Work to be completed:
In the copy, include every entry exactly but none of the images.
___ Records for processing
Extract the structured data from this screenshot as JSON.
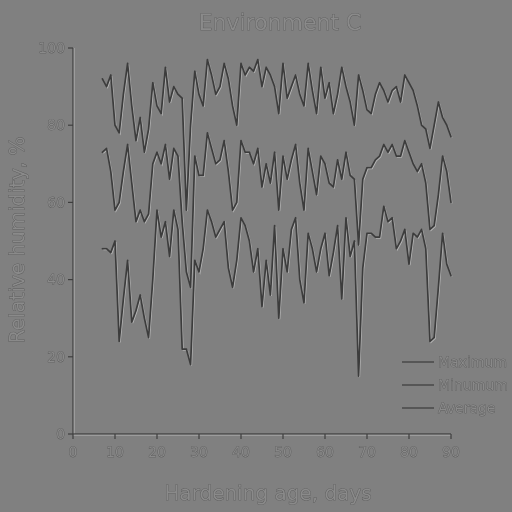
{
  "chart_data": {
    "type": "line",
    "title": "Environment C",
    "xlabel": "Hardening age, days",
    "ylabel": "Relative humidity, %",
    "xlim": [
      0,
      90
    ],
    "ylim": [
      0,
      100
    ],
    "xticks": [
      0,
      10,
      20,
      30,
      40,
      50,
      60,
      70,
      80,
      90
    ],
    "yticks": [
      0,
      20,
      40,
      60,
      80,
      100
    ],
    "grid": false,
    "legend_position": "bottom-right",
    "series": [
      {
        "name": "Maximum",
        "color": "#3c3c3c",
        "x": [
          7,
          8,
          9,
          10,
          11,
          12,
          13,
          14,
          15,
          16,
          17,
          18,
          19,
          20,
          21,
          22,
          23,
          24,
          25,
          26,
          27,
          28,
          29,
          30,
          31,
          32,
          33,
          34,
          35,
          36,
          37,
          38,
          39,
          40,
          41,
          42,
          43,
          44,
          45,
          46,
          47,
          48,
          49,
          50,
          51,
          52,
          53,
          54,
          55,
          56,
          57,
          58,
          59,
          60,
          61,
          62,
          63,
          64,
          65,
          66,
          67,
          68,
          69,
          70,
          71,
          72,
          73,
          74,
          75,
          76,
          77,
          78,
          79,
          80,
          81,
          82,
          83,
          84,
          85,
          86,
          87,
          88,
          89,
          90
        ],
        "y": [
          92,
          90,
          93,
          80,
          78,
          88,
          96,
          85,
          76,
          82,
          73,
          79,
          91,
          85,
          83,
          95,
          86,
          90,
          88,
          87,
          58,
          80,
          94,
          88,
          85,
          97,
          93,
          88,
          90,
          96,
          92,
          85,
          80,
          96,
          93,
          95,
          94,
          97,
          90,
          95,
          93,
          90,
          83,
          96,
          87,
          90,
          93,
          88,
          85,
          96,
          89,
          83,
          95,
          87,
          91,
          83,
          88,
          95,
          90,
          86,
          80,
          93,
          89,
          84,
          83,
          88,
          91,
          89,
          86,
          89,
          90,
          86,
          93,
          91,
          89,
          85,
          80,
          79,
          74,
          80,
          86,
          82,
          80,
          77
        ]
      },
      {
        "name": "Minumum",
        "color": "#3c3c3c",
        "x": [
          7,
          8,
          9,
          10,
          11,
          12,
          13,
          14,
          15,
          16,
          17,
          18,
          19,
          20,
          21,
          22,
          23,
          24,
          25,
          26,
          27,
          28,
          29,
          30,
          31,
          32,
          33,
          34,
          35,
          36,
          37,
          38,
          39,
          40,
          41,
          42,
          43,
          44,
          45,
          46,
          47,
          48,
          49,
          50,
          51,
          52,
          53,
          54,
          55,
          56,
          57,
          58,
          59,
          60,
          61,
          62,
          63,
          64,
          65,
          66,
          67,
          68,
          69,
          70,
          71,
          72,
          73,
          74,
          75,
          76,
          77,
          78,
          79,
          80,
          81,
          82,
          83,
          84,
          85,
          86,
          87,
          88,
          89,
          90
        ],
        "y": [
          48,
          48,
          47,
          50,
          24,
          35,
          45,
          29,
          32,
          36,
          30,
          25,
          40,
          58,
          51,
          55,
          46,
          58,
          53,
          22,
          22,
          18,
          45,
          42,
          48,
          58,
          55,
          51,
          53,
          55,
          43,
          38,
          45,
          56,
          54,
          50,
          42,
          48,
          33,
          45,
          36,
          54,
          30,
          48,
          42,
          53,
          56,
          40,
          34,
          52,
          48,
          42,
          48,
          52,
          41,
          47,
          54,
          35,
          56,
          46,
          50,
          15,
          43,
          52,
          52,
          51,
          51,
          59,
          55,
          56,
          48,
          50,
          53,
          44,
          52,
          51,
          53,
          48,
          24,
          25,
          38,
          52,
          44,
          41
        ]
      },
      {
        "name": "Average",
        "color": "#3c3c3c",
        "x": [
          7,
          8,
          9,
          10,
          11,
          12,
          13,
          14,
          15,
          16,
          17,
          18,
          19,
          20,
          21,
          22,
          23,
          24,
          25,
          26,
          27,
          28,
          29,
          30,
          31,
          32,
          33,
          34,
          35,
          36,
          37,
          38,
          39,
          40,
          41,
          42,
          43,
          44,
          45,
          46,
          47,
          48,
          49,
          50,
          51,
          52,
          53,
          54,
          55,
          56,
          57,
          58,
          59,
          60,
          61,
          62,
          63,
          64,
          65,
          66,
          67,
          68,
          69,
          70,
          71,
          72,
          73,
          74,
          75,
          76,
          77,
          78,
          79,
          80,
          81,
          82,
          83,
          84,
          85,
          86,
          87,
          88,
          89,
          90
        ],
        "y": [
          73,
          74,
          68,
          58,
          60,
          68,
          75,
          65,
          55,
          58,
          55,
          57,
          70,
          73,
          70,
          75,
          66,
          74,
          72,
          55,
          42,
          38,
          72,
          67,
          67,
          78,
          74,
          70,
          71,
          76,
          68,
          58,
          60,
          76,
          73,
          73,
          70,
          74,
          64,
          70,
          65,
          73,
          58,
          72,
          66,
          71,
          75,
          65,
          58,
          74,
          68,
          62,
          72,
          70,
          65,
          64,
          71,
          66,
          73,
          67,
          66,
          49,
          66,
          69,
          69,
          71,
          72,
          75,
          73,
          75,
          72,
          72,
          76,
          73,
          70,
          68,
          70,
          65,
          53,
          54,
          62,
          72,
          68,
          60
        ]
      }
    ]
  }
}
______
Response:
Extract the structured data from this screenshot as JSON.
{
  "chart_data": {
    "type": "line",
    "title": "Environment C",
    "xlabel": "Hardening age, days",
    "ylabel": "Relative humidity, %",
    "xlim": [
      0,
      90
    ],
    "ylim": [
      0,
      100
    ],
    "xticks": [
      0,
      10,
      20,
      30,
      40,
      50,
      60,
      70,
      80,
      90
    ],
    "yticks": [
      0,
      20,
      40,
      60,
      80,
      100
    ],
    "grid": false,
    "legend_position": "bottom-right",
    "series": [
      {
        "name": "Maximum",
        "color": "#3c3c3c",
        "x": [
          7,
          8,
          9,
          10,
          11,
          12,
          13,
          14,
          15,
          16,
          17,
          18,
          19,
          20,
          21,
          22,
          23,
          24,
          25,
          26,
          27,
          28,
          29,
          30,
          31,
          32,
          33,
          34,
          35,
          36,
          37,
          38,
          39,
          40,
          41,
          42,
          43,
          44,
          45,
          46,
          47,
          48,
          49,
          50,
          51,
          52,
          53,
          54,
          55,
          56,
          57,
          58,
          59,
          60,
          61,
          62,
          63,
          64,
          65,
          66,
          67,
          68,
          69,
          70,
          71,
          72,
          73,
          74,
          75,
          76,
          77,
          78,
          79,
          80,
          81,
          82,
          83,
          84,
          85,
          86,
          87,
          88,
          89,
          90
        ],
        "y": [
          92,
          90,
          93,
          80,
          78,
          88,
          96,
          85,
          76,
          82,
          73,
          79,
          91,
          85,
          83,
          95,
          86,
          90,
          88,
          87,
          58,
          80,
          94,
          88,
          85,
          97,
          93,
          88,
          90,
          96,
          92,
          85,
          80,
          96,
          93,
          95,
          94,
          97,
          90,
          95,
          93,
          90,
          83,
          96,
          87,
          90,
          93,
          88,
          85,
          96,
          89,
          83,
          95,
          87,
          91,
          83,
          88,
          95,
          90,
          86,
          80,
          93,
          89,
          84,
          83,
          88,
          91,
          89,
          86,
          89,
          90,
          86,
          93,
          91,
          89,
          85,
          80,
          79,
          74,
          80,
          86,
          82,
          80,
          77
        ]
      },
      {
        "name": "Minumum",
        "color": "#3c3c3c",
        "x": [
          7,
          8,
          9,
          10,
          11,
          12,
          13,
          14,
          15,
          16,
          17,
          18,
          19,
          20,
          21,
          22,
          23,
          24,
          25,
          26,
          27,
          28,
          29,
          30,
          31,
          32,
          33,
          34,
          35,
          36,
          37,
          38,
          39,
          40,
          41,
          42,
          43,
          44,
          45,
          46,
          47,
          48,
          49,
          50,
          51,
          52,
          53,
          54,
          55,
          56,
          57,
          58,
          59,
          60,
          61,
          62,
          63,
          64,
          65,
          66,
          67,
          68,
          69,
          70,
          71,
          72,
          73,
          74,
          75,
          76,
          77,
          78,
          79,
          80,
          81,
          82,
          83,
          84,
          85,
          86,
          87,
          88,
          89,
          90
        ],
        "y": [
          48,
          48,
          47,
          50,
          24,
          35,
          45,
          29,
          32,
          36,
          30,
          25,
          40,
          58,
          51,
          55,
          46,
          58,
          53,
          22,
          22,
          18,
          45,
          42,
          48,
          58,
          55,
          51,
          53,
          55,
          43,
          38,
          45,
          56,
          54,
          50,
          42,
          48,
          33,
          45,
          36,
          54,
          30,
          48,
          42,
          53,
          56,
          40,
          34,
          52,
          48,
          42,
          48,
          52,
          41,
          47,
          54,
          35,
          56,
          46,
          50,
          15,
          43,
          52,
          52,
          51,
          51,
          59,
          55,
          56,
          48,
          50,
          53,
          44,
          52,
          51,
          53,
          48,
          24,
          25,
          38,
          52,
          44,
          41
        ]
      },
      {
        "name": "Average",
        "color": "#3c3c3c",
        "x": [
          7,
          8,
          9,
          10,
          11,
          12,
          13,
          14,
          15,
          16,
          17,
          18,
          19,
          20,
          21,
          22,
          23,
          24,
          25,
          26,
          27,
          28,
          29,
          30,
          31,
          32,
          33,
          34,
          35,
          36,
          37,
          38,
          39,
          40,
          41,
          42,
          43,
          44,
          45,
          46,
          47,
          48,
          49,
          50,
          51,
          52,
          53,
          54,
          55,
          56,
          57,
          58,
          59,
          60,
          61,
          62,
          63,
          64,
          65,
          66,
          67,
          68,
          69,
          70,
          71,
          72,
          73,
          74,
          75,
          76,
          77,
          78,
          79,
          80,
          81,
          82,
          83,
          84,
          85,
          86,
          87,
          88,
          89,
          90
        ],
        "y": [
          73,
          74,
          68,
          58,
          60,
          68,
          75,
          65,
          55,
          58,
          55,
          57,
          70,
          73,
          70,
          75,
          66,
          74,
          72,
          55,
          42,
          38,
          72,
          67,
          67,
          78,
          74,
          70,
          71,
          76,
          68,
          58,
          60,
          76,
          73,
          73,
          70,
          74,
          64,
          70,
          65,
          73,
          58,
          72,
          66,
          71,
          75,
          65,
          58,
          74,
          68,
          62,
          72,
          70,
          65,
          64,
          71,
          66,
          73,
          67,
          66,
          49,
          66,
          69,
          69,
          71,
          72,
          75,
          73,
          75,
          72,
          72,
          76,
          73,
          70,
          68,
          70,
          65,
          53,
          54,
          62,
          72,
          68,
          60
        ]
      }
    ]
  }
}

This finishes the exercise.